Given text:

----------------------------------------

In the past, the K-Line diagnostic protocol was the standard for diagnostic tasks in various vehicles, and it is still used widely used today. The age of this interface has not made it obsolete in today's diagnostics, development projects and service tasks for modern hardware and software. That is because it can be used to cover a wide range of requirements: from simple communication with the ECU to the support of proprietary K-Line variants on the byte level and finally simulations of entire K-Line diagnostic testers and K-Line ECUs.


Those presumed dead live longer

Millions of passenger cars and motorcycles with K-Line technology are still driving on the roads, especially in markets such as China, India and South Asia. They are generally vehicles whose level of technology is outdated by around 10 to 15 years. Many European vehicle developments of that time were and are still being built in Asia under license, although their production ceased many years ago here. It is still the usual practice, especially in cases of smaller production volumes, to continue to use proven ECU developments in subsequent or related product lines, and this too has extended the life of the K-Line.

Serial UART diagnostic protocol with bus characteristic

The K-Line is a diagnostic protocol that conforms to the ISO 14230 standard. Like the standard RS232 serial interface, it is based on the technology of typical UART circuits. In asynchronous transmission, the sender and receiver use start and stop bits for synchronisation purposes.

This means that the system does not need a supplemental clock line, and a single-wire line suffices. In contrast to RS232, the K-Line, like a bus system, enables communication with different ECUs by addressing them. The standard transmission rate is 10,400Bd, and speeds up to 115.2kBd are used for such purposes as programming of flash memories.

The K-Line is suitable for both on-board and off-board diagnostics, and it offers two special initialisation patterns: Fast-Init is based on a 10,400Bd standard, and it sends a wake-up pattern.

There is also what is known as the 5Bd Init pattern, in which the system sends an address byte at 5Bd, and the receiver detects this slow transmission rate. Also characteristic of the K-Line are special Key Bytes that are used to identify header formats and timing parameters.

----------------------------------------

Source information:
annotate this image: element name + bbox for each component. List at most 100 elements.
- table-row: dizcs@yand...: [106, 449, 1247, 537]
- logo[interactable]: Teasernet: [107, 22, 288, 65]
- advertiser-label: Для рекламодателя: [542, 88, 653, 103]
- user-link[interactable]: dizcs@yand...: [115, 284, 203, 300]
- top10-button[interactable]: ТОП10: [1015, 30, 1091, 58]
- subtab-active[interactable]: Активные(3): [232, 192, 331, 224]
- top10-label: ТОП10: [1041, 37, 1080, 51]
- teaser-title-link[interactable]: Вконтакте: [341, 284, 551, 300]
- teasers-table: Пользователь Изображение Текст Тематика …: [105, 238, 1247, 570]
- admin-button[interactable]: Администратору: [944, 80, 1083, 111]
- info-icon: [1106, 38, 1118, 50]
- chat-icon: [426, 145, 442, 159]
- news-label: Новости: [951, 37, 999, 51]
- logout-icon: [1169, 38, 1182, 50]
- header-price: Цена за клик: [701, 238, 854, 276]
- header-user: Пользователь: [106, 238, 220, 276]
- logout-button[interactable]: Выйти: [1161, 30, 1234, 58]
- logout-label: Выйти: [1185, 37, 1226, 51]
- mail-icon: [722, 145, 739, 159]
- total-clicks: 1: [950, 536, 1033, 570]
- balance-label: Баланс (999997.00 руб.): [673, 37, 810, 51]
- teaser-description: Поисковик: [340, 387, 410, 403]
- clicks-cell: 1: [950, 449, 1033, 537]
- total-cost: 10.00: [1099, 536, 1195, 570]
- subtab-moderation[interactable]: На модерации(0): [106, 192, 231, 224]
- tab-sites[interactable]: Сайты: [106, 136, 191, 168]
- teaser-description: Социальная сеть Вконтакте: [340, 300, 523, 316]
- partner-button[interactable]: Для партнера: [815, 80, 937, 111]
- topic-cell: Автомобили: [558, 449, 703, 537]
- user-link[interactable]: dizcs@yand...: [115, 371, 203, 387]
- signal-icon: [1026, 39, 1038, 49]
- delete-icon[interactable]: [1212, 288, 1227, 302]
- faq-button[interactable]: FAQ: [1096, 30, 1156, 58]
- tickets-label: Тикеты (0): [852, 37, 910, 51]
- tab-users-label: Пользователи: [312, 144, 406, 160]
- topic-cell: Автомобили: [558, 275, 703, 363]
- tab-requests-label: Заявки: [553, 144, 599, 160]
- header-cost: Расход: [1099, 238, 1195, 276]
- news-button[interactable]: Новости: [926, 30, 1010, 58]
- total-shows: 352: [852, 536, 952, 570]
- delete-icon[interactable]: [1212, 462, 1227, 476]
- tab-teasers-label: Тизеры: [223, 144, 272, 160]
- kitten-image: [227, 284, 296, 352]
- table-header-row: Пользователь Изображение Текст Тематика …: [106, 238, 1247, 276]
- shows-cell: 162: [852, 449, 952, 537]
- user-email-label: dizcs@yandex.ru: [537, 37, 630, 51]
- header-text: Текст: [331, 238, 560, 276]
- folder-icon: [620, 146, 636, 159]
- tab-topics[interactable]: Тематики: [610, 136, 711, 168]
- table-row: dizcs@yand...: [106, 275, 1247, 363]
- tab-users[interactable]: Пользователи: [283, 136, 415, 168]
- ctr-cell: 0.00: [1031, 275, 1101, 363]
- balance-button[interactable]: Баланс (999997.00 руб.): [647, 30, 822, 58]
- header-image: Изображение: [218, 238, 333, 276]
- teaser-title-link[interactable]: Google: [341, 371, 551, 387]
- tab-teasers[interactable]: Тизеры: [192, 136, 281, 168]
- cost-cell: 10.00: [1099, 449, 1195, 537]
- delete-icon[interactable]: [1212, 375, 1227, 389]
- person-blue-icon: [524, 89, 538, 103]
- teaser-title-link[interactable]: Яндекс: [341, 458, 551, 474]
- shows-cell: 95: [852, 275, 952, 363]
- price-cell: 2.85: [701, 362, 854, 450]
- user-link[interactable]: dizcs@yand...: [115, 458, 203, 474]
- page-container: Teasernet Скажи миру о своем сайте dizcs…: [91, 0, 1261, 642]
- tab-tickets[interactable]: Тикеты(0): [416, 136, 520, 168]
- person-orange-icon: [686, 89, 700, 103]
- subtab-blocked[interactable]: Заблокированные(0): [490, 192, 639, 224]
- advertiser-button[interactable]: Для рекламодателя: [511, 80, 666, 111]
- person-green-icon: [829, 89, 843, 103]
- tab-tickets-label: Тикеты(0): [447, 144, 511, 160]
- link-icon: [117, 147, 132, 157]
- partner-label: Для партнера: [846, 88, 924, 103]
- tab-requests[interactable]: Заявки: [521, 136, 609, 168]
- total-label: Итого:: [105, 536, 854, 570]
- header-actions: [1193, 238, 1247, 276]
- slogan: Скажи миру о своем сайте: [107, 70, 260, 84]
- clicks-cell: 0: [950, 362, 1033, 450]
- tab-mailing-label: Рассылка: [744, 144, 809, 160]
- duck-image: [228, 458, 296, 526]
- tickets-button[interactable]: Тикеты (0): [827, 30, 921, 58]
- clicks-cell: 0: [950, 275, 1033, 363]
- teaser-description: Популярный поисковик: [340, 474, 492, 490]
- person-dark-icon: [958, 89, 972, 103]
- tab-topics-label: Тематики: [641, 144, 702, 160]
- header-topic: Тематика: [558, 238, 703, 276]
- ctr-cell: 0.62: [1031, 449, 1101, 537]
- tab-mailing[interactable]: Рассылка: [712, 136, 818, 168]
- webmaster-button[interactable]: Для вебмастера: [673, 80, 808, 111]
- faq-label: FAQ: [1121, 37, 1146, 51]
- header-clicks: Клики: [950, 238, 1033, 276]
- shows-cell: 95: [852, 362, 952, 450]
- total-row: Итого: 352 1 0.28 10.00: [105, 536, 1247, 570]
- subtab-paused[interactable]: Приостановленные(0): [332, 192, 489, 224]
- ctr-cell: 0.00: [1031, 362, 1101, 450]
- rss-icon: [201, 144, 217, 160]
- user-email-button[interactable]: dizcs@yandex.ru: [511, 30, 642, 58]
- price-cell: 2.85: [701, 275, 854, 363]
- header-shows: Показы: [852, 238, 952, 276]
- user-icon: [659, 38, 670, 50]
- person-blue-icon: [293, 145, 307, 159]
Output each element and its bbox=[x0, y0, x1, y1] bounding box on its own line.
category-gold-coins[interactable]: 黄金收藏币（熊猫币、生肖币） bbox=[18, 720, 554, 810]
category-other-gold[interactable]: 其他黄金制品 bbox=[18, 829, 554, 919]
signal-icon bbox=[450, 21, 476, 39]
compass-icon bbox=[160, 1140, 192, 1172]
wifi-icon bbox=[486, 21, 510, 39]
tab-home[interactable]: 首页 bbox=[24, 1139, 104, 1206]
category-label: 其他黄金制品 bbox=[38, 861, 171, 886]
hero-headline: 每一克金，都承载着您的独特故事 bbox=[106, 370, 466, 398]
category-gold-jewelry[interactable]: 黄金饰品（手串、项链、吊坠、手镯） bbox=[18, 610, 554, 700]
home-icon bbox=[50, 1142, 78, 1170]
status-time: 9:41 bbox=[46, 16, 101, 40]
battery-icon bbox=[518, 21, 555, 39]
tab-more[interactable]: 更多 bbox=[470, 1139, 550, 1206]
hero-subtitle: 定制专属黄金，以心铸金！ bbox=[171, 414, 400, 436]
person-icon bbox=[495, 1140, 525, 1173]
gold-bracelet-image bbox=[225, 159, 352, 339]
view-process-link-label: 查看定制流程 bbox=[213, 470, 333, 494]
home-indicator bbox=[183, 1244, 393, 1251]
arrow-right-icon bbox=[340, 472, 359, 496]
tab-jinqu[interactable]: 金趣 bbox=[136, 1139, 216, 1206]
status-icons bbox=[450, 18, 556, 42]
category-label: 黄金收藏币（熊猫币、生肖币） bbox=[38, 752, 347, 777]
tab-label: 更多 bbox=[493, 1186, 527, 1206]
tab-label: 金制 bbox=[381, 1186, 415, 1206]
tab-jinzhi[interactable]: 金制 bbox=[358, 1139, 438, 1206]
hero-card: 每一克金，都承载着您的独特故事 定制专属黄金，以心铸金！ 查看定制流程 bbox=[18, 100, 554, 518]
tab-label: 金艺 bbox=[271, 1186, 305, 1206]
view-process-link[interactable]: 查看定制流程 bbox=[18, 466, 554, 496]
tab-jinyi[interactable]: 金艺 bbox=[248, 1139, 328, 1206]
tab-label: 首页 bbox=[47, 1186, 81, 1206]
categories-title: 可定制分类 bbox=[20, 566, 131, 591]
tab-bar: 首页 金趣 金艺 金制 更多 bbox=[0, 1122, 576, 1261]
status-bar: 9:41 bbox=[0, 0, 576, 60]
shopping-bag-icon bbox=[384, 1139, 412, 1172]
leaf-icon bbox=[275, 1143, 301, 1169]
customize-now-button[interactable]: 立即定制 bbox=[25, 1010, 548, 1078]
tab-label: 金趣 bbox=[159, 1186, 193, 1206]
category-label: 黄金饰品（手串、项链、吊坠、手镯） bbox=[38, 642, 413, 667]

----------------------------------------

Work request:
Reproduce the K-Line protocol text word for word, from start to finish.

Solution:
In the past, the K-Line diagnostic protocol was the standard for diagnostic tasks in various vehicles, and it is still used widely used today. The age of this interface has not made it obsolete in today's diagnostics, development projects and service tasks for modern hardware and software. That is because it can be used to cover a wide range of requirements: from simple communication with the ECU to the support of proprietary K-Line variants on the byte level and finally simulations of entire K-Line diagnostic testers and K-Line ECUs.


Those presumed dead live longer

Millions of passenger cars and motorcycles with K-Line technology are still driving on the roads, especially in markets such as China, India and South Asia. They are generally vehicles whose level of technology is outdated by around 10 to 15 years. Many European vehicle developments of that time were and are still being built in Asia under license, although their production ceased many years ago here. It is still the usual practice, especially in cases of smaller production volumes, to continue to use proven ECU developments in subsequent or related product lines, and this too has extended the life of the K-Line.

Serial UART diagnostic protocol with bus characteristic

The K-Line is a diagnostic protocol that conforms to the ISO 14230 standard. Like the standard RS232 serial interface, it is based on the technology of typical UART circuits. In asynchronous transmission, the sender and receiver use start and stop bits for synchronisation purposes.

This means that the system does not need a supplemental clock line, and a single-wire line suffices. In contrast to RS232, the K-Line, like a bus system, enables communication with different ECUs by addressing them. The standard transmission rate is 10,400Bd, and speeds up to 115.2kBd are used for such purposes as programming of flash memories.

The K-Line is suitable for both on-board and off-board diagnostics, and it offers two special initialisation patterns: Fast-Init is based on a 10,400Bd standard, and it sends a wake-up pattern.

There is also what is known as the 5Bd Init pattern, in which the system sends an address byte at 5Bd, and the receiver detects this slow transmission rate. Also characteristic of the K-Line are special Key Bytes that are used to identify header formats and timing parameters.